***** The input *****

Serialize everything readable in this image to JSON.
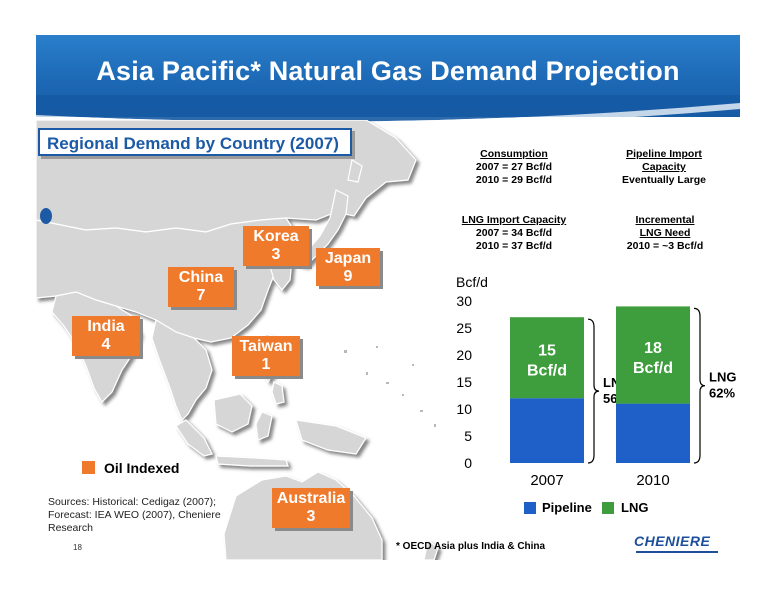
{
  "header": {
    "title": "Asia Pacific* Natural Gas Demand Projection"
  },
  "map": {
    "subtitle": "Regional Demand by Country (2007)",
    "countries": [
      {
        "name": "Korea",
        "value": "3"
      },
      {
        "name": "Japan",
        "value": "9"
      },
      {
        "name": "China",
        "value": "7"
      },
      {
        "name": "India",
        "value": "4"
      },
      {
        "name": "Taiwan",
        "value": "1"
      },
      {
        "name": "Australia",
        "value": "3"
      }
    ],
    "legend_label": "Oil Indexed",
    "legend_color": "#f07a2c"
  },
  "sources": {
    "line1": "Sources: Historical: Cedigaz (2007);",
    "line2": "Forecast: IEA WEO (2007), Cheniere",
    "line3": "Research"
  },
  "page_number": "18",
  "footnote": "* OECD Asia plus India & China",
  "info": {
    "consumption": {
      "heading": "Consumption",
      "line1": "2007 = 27 Bcf/d",
      "line2": "2010 = 29 Bcf/d"
    },
    "pipeline_import": {
      "heading1": "Pipeline Import",
      "heading2": "Capacity",
      "line1": "Eventually Large"
    },
    "lng_import": {
      "heading": "LNG Import Capacity",
      "line1": "2007 = 34 Bcf/d",
      "line2": "2010 = 37 Bcf/d"
    },
    "incremental": {
      "heading1": "Incremental",
      "heading2": "LNG Need",
      "line1": "2010 = ~3 Bcf/d"
    }
  },
  "logo": {
    "text": "CHENIERE"
  },
  "chart_data": {
    "type": "bar",
    "stacked": true,
    "ylabel": "Bcf/d",
    "ylim": [
      0,
      30
    ],
    "yticks": [
      "0",
      "5",
      "10",
      "15",
      "20",
      "25",
      "30"
    ],
    "categories": [
      "2007",
      "2010"
    ],
    "series": [
      {
        "name": "Pipeline",
        "values": [
          12,
          11
        ],
        "color": "#1f5fc8"
      },
      {
        "name": "LNG",
        "values": [
          15,
          18
        ],
        "color": "#3e9e3e"
      }
    ],
    "bar_labels": [
      {
        "line1": "15",
        "line2": "Bcf/d"
      },
      {
        "line1": "18",
        "line2": "Bcf/d"
      }
    ],
    "brace_labels": [
      {
        "line1": "LNG",
        "line2": "56%"
      },
      {
        "line1": "LNG",
        "line2": "62%"
      }
    ],
    "grid": false,
    "legend_position": "bottom"
  }
}
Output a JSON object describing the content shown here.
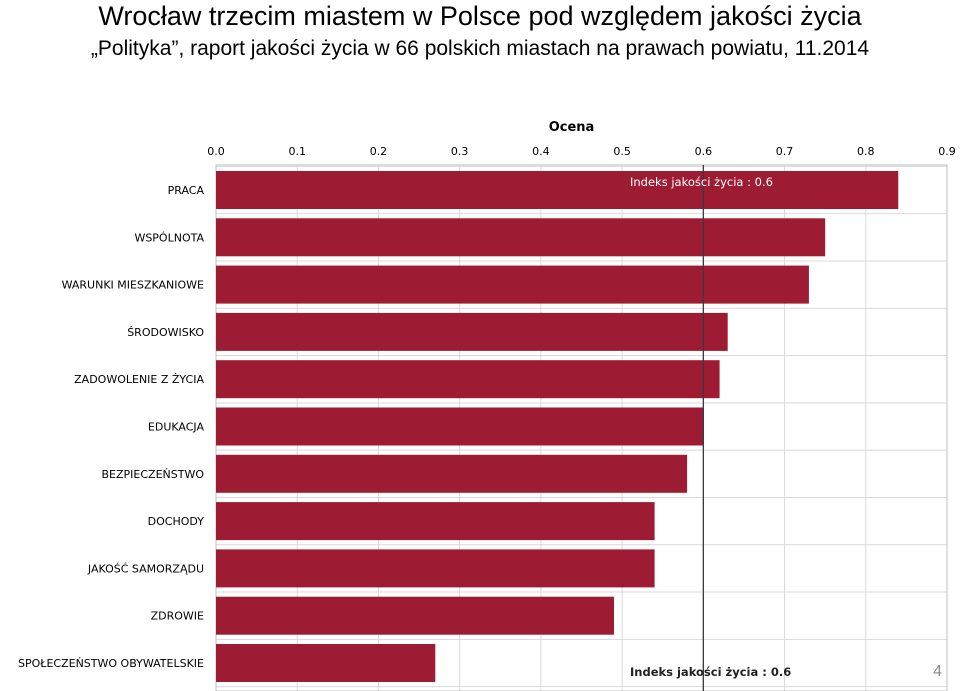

*****

◆ Given problem
Your answer should be a single number: the count of lines that contain "China".

◆ Result for this task
2